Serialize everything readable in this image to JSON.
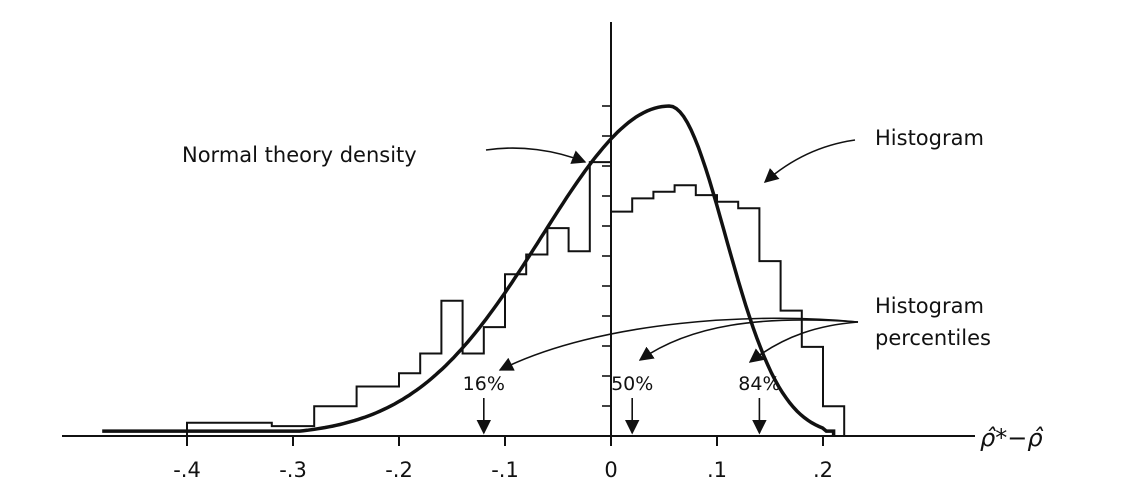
{
  "chart_data": {
    "type": "bar",
    "title": "",
    "xlabel": "ρ̂*−ρ̂",
    "ylabel": "",
    "xlim": [
      -0.5,
      0.25
    ],
    "ylim": [
      0,
      1
    ],
    "grid": false,
    "x_ticks": [
      {
        "value": -0.4,
        "label": "-.4"
      },
      {
        "value": -0.3,
        "label": "-.3"
      },
      {
        "value": -0.2,
        "label": "-.2"
      },
      {
        "value": -0.1,
        "label": "-.1"
      },
      {
        "value": 0.0,
        "label": "0"
      },
      {
        "value": 0.1,
        "label": ".1"
      },
      {
        "value": 0.2,
        "label": ".2"
      }
    ],
    "histogram": {
      "bin_width": 0.02,
      "bin_starts": [
        -0.4,
        -0.38,
        -0.36,
        -0.34,
        -0.32,
        -0.3,
        -0.28,
        -0.26,
        -0.24,
        -0.22,
        -0.2,
        -0.18,
        -0.16,
        -0.14,
        -0.12,
        -0.1,
        -0.08,
        -0.06,
        -0.04,
        -0.02,
        0.0,
        0.02,
        0.04,
        0.06,
        0.08,
        0.1,
        0.12,
        0.14,
        0.16,
        0.18,
        0.2
      ],
      "heights": [
        0.04,
        0.04,
        0.04,
        0.04,
        0.03,
        0.03,
        0.09,
        0.09,
        0.15,
        0.15,
        0.19,
        0.25,
        0.41,
        0.25,
        0.33,
        0.49,
        0.55,
        0.63,
        0.56,
        0.83,
        0.68,
        0.72,
        0.74,
        0.76,
        0.73,
        0.71,
        0.69,
        0.53,
        0.38,
        0.27,
        0.09
      ]
    },
    "normal_density": {
      "mean": 0.055,
      "sd_left": 0.12,
      "sd_right": 0.053,
      "peak": 1.0,
      "x_start": -0.48,
      "x_end": 0.21
    },
    "annotations": {
      "normal_theory_density": "Normal theory density",
      "histogram": "Histogram",
      "histogram_percentiles_line1": "Histogram",
      "histogram_percentiles_line2": "percentiles"
    },
    "percentiles": [
      {
        "label": "16%",
        "value": -0.12
      },
      {
        "label": "50%",
        "value": 0.02
      },
      {
        "label": "84%",
        "value": 0.14
      }
    ]
  }
}
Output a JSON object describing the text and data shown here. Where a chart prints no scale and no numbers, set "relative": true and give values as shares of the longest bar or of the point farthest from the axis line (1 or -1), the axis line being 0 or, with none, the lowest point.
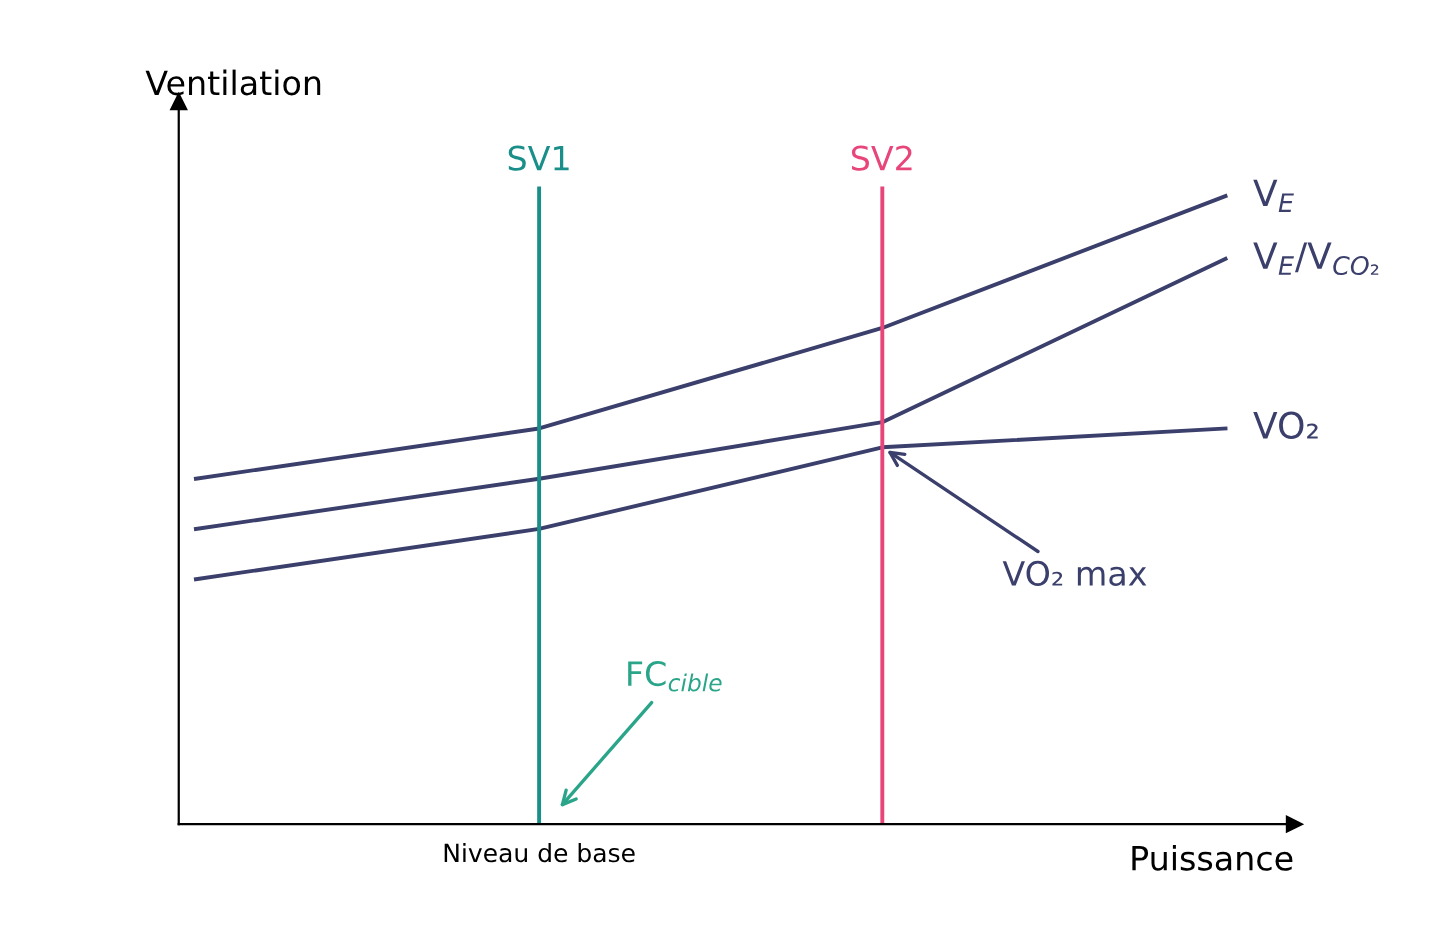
{
  "chart_data": {
    "type": "line",
    "relative": true,
    "xlabel": "Puissance",
    "ylabel": "Ventilation",
    "categories": [
      null,
      null,
      null,
      null
    ],
    "series": [
      {
        "name": "V$_{E}$",
        "color": "#3b3f6b",
        "values": [
          0.55,
          0.63,
          0.79,
          1
        ]
      },
      {
        "name": "V$_{E}$/V$_{CO₂}$",
        "color": "#3b3f6b",
        "values": [
          0.47,
          0.55,
          0.64,
          0.9
        ]
      },
      {
        "name": "VO₂",
        "color": "#3b3f6b",
        "values": [
          0.39,
          0.47,
          0.6,
          0.63
        ]
      }
    ],
    "annotations": [
      "VO₂ max",
      "FC$_{cible}$",
      "Niveau de base",
      "SV1",
      "SV2"
    ],
    "grid": false,
    "legend": false,
    "marker": "none",
    "line_style": "solid"
  }
}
━━━━━━━━━━━━━━━━
> **REQUIREMENTS**
Return each full line of the entries that contains the word "relative".

> **SOLUTION TO THIS PROBLEM**
Output a JSON object describing the text and data shown here. Where a chart prints no scale and no numbers, set "relative": true and give values as shares of the longest bar or of the point farthest from the axis line (1 or -1), the axis line being 0 or, with none, the lowest point.
    "relative": true,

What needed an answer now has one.